[Data excerpts]
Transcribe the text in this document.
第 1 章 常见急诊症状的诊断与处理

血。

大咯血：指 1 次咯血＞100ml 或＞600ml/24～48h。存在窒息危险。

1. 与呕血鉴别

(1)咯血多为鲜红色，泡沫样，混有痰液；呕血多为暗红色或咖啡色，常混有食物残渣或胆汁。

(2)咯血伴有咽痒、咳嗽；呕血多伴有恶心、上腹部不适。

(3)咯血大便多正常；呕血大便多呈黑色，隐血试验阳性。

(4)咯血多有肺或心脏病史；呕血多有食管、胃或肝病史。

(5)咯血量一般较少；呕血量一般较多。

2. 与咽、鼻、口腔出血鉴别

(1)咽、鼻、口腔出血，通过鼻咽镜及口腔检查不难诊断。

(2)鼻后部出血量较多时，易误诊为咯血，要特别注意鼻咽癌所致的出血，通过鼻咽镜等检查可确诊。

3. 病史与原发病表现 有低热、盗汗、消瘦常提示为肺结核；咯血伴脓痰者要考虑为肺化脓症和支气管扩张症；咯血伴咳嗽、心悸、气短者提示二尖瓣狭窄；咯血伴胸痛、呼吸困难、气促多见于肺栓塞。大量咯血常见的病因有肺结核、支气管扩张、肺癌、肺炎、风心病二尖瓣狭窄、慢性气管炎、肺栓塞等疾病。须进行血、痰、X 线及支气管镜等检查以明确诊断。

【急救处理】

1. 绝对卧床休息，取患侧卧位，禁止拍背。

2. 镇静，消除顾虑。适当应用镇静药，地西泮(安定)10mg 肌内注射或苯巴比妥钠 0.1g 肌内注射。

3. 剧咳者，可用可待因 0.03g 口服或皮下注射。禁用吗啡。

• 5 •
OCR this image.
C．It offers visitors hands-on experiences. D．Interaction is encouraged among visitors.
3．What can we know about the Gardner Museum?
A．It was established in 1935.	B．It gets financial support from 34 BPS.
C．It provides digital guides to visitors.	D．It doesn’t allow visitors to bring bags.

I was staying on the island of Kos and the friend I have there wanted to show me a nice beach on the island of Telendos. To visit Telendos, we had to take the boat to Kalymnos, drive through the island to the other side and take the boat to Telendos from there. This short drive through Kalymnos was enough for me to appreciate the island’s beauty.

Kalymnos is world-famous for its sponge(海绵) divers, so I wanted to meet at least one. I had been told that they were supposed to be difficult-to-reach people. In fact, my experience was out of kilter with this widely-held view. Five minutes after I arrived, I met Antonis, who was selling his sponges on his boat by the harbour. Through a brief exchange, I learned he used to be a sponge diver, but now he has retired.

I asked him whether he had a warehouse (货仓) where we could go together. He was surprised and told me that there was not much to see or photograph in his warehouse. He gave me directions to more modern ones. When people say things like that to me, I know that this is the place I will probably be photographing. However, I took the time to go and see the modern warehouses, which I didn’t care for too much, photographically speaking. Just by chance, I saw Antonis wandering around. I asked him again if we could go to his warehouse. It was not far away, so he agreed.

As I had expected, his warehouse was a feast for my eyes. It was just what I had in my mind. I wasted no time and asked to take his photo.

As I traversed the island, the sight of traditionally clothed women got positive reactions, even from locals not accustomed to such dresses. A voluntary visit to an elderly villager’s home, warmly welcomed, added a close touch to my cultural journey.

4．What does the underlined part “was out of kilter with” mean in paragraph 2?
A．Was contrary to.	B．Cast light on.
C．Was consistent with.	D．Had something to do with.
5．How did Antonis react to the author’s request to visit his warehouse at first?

[What this task involves]
Quote the data above in full, changing nothing.

[Output]
Transcribe the text in this document.
第 1 章 常见急诊症状的诊断与处理

血。

大咯血：指 1 次咯血＞100ml 或＞600ml/24～48h。存在窒息危险。

1. 与呕血鉴别

(1)咯血多为鲜红色，泡沫样，混有痰液；呕血多为暗红色或咖啡色，常混有食物残渣或胆汁。

(2)咯血伴有咽痒、咳嗽；呕血多伴有恶心、上腹部不适。

(3)咯血大便多正常；呕血大便多呈黑色，隐血试验阳性。

(4)咯血多有肺或心脏病史；呕血多有食管、胃或肝病史。

(5)咯血量一般较少；呕血量一般较多。

2. 与咽、鼻、口腔出血鉴别

(1)咽、鼻、口腔出血，通过鼻咽镜及口腔检查不难诊断。

(2)鼻后部出血量较多时，易误诊为咯血，要特别注意鼻咽癌所致的出血，通过鼻咽镜等检查可确诊。

3. 病史与原发病表现 有低热、盗汗、消瘦常提示为肺结核；咯血伴脓痰者要考虑为肺化脓症和支气管扩张症；咯血伴咳嗽、心悸、气短者提示二尖瓣狭窄；咯血伴胸痛、呼吸困难、气促多见于肺栓塞。大量咯血常见的病因有肺结核、支气管扩张、肺癌、肺炎、风心病二尖瓣狭窄、慢性气管炎、肺栓塞等疾病。须进行血、痰、X 线及支气管镜等检查以明确诊断。

【急救处理】

1. 绝对卧床休息，取患侧卧位，禁止拍背。

2. 镇静，消除顾虑。适当应用镇静药，地西泮(安定)10mg 肌内注射或苯巴比妥钠 0.1g 肌内注射。

3. 剧咳者，可用可待因 0.03g 口服或皮下注射。禁用吗啡。

• 5 •
OCR this image.
C．It offers visitors hands-on experiences. D．Interaction is encouraged among visitors.
3．What can we know about the Gardner Museum?
A．It was established in 1935.	B．It gets financial support from 34 BPS.
C．It provides digital guides to visitors.	D．It doesn’t allow visitors to bring bags.

I was staying on the island of Kos and the friend I have there wanted to show me a nice beach on the island of Telendos. To visit Telendos, we had to take the boat to Kalymnos, drive through the island to the other side and take the boat to Telendos from there. This short drive through Kalymnos was enough for me to appreciate the island’s beauty.

Kalymnos is world-famous for its sponge(海绵) divers, so I wanted to meet at least one. I had been told that they were supposed to be difficult-to-reach people. In fact, my experience was out of kilter with this widely-held view. Five minutes after I arrived, I met Antonis, who was selling his sponges on his boat by the harbour. Through a brief exchange, I learned he used to be a sponge diver, but now he has retired.

I asked him whether he had a warehouse (货仓) where we could go together. He was surprised and told me that there was not much to see or photograph in his warehouse. He gave me directions to more modern ones. When people say things like that to me, I know that this is the place I will probably be photographing. However, I took the time to go and see the modern warehouses, which I didn’t care for too much, photographically speaking. Just by chance, I saw Antonis wandering around. I asked him again if we could go to his warehouse. It was not far away, so he agreed.

As I had expected, his warehouse was a feast for my eyes. It was just what I had in my mind. I wasted no time and asked to take his photo.

As I traversed the island, the sight of traditionally clothed women got positive reactions, even from locals not accustomed to such dresses. A voluntary visit to an elderly villager’s home, warmly welcomed, added a close touch to my cultural journey.

4．What does the underlined part “was out of kilter with” mean in paragraph 2?
A．Was contrary to.	B．Cast light on.
C．Was consistent with.	D．Had something to do with.
5．How did Antonis react to the author’s request to visit his warehouse at first?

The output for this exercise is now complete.